Stored data entries:
** BEGIN **

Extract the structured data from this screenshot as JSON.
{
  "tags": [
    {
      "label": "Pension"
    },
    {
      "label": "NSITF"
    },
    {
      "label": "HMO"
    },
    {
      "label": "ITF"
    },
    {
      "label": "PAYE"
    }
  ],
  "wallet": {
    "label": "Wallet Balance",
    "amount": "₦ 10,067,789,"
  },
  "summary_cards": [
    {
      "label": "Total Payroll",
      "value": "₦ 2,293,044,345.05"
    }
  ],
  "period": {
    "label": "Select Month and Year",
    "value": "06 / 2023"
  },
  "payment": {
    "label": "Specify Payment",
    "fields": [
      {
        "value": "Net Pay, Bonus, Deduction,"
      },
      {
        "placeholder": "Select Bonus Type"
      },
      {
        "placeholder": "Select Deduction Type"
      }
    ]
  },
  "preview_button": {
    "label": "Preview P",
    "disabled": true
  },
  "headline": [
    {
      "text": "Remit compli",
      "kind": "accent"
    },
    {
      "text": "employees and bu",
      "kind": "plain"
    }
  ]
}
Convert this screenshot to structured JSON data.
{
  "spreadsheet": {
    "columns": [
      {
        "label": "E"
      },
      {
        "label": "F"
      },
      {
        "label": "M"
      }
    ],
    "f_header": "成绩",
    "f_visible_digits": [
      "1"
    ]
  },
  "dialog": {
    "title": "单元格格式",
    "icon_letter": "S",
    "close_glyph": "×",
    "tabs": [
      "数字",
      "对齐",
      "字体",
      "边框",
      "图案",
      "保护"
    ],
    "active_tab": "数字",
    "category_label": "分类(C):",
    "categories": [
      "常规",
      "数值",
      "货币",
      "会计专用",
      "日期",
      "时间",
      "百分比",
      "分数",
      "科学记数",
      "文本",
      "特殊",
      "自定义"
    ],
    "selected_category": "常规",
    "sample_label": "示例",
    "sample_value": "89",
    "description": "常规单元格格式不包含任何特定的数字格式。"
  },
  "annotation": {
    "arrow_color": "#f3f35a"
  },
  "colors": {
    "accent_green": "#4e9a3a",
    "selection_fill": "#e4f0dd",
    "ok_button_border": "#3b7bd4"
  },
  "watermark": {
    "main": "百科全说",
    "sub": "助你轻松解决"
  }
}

** END **

INSTRUCTION :: Which lines hold the string "screenshot"? Copy all of them from the data above.

TASK RESPONSE ::
Extract the structured data from this screenshot as JSON.
Convert this screenshot to structured JSON data.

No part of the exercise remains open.